### Direction:
From the entries below, please gather each line containing the string "that".

### Records provided:
- - - - -
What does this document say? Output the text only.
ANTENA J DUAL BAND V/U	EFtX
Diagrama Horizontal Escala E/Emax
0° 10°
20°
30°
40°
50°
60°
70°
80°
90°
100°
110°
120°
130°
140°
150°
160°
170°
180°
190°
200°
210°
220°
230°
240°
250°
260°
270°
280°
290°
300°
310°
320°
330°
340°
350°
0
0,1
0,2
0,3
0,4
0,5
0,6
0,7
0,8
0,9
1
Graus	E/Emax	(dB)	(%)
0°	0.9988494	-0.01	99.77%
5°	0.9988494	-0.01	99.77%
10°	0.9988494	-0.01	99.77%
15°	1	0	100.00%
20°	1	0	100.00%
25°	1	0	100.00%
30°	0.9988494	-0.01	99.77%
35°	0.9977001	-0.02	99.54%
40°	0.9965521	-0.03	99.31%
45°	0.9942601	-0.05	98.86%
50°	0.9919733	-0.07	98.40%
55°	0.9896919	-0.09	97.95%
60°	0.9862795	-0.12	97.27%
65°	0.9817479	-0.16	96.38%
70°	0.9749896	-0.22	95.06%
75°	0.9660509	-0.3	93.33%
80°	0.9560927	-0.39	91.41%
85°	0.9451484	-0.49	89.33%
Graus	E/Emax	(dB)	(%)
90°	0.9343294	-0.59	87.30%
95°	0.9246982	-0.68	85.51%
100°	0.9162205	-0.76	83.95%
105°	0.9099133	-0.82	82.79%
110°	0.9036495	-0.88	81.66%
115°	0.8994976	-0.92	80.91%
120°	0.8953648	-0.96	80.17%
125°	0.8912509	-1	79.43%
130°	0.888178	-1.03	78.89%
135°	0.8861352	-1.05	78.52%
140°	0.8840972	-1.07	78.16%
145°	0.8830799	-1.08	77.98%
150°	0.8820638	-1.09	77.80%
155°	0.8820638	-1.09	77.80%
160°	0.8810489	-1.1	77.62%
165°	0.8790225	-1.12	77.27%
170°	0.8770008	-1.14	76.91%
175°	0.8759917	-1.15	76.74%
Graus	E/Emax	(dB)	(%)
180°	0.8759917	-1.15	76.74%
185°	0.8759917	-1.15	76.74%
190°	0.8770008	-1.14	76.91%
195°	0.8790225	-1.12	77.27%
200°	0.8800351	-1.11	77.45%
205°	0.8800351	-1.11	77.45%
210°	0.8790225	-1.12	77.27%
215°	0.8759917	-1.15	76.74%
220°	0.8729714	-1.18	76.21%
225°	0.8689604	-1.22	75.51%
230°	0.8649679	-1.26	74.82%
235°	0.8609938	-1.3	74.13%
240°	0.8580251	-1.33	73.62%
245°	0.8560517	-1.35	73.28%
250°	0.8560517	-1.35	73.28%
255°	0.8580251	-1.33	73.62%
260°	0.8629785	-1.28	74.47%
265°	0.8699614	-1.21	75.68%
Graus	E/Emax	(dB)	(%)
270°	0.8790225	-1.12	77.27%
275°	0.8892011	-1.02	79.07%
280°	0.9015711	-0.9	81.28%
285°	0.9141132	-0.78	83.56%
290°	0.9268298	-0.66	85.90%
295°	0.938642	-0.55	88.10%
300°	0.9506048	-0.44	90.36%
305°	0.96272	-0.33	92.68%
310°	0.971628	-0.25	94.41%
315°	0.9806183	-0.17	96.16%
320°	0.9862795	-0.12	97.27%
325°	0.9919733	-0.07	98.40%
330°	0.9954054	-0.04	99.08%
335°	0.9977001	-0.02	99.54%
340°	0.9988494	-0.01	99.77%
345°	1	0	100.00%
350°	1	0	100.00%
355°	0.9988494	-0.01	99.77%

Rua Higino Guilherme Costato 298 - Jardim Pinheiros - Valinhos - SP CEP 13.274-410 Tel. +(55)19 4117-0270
- - - - -
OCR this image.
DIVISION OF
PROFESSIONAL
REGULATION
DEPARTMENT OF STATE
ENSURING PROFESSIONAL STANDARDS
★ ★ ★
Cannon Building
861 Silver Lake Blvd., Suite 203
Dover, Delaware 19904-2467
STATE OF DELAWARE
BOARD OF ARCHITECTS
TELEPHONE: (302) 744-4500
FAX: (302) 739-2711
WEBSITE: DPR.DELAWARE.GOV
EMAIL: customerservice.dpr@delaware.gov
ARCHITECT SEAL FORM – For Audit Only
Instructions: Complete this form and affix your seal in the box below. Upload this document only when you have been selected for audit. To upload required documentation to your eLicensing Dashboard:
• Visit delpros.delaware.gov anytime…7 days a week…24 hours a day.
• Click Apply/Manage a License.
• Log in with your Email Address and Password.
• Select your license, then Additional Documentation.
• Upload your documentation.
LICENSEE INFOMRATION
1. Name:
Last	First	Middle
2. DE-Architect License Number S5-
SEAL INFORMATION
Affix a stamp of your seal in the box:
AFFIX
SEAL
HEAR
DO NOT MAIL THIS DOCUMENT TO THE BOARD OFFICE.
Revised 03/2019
- - - - -
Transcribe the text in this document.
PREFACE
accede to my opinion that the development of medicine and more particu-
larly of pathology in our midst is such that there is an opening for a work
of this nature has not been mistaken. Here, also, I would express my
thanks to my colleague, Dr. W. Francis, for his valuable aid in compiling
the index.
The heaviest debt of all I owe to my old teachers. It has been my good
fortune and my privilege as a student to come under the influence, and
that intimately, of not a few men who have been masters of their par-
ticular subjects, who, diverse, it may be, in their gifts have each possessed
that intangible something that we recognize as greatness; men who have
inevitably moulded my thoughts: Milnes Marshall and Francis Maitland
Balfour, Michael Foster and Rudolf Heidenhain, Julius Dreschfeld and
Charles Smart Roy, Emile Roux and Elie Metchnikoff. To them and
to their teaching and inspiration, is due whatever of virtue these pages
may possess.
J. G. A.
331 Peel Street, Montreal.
- - - - -
### Solution for this task:
accede to my opinion that the development of medicine and more particu-
larly of pathology in our midst is such that there is an opening for a work
that intimately, of not a few men who have been masters of their par-
that intangible something that we recognize as greatness; men who have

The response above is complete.